** What to work on **
Can you pull out each line of the data below that includes the word "this"?

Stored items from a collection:
|---|
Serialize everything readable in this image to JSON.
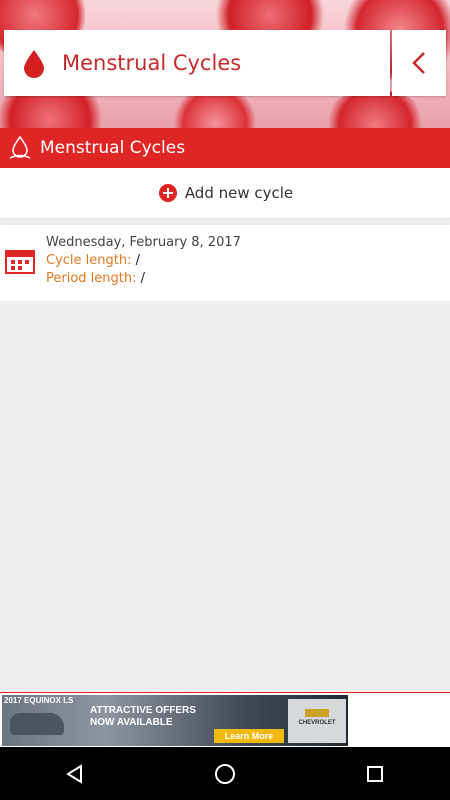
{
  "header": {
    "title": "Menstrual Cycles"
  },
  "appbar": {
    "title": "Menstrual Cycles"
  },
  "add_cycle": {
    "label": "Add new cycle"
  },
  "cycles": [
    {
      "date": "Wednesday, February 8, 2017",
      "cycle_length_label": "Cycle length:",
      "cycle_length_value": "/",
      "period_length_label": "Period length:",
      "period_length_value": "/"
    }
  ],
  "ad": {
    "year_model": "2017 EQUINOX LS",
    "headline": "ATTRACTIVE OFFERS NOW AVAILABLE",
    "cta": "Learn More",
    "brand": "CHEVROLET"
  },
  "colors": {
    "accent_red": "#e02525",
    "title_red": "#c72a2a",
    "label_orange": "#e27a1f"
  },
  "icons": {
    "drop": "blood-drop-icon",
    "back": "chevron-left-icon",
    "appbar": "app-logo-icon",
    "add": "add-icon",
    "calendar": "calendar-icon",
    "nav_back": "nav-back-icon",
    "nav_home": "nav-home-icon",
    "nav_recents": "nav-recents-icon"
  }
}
|---|
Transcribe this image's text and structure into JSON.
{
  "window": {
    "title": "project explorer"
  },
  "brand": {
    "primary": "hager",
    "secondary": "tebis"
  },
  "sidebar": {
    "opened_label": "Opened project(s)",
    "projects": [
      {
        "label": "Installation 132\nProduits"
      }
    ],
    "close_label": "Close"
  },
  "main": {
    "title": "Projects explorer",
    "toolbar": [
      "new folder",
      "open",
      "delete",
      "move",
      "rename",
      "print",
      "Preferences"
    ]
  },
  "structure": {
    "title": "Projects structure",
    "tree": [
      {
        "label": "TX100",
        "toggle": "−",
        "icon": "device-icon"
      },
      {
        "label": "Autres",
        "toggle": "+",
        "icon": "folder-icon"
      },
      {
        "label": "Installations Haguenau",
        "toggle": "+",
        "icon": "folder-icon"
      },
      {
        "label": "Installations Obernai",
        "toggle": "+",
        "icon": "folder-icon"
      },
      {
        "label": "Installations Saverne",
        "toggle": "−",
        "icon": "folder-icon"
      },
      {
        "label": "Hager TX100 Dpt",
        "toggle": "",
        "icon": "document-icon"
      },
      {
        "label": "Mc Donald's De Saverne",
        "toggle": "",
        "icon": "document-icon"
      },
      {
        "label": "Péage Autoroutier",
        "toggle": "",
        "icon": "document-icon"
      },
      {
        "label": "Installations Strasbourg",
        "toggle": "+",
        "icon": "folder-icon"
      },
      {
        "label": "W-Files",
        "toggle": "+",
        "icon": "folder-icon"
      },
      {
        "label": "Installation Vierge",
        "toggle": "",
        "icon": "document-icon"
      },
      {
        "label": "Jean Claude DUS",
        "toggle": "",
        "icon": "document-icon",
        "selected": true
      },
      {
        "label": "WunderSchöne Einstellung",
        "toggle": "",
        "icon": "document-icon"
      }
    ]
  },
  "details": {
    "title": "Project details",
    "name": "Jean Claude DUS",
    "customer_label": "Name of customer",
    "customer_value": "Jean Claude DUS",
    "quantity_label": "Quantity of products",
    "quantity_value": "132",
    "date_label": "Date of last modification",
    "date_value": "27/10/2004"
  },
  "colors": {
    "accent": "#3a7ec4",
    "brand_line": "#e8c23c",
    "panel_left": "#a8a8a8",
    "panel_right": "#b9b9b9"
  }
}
|---|
** Result of the exercise **
Serialize everything readable in this image to JSON.
Transcribe this image's text and structure into JSON.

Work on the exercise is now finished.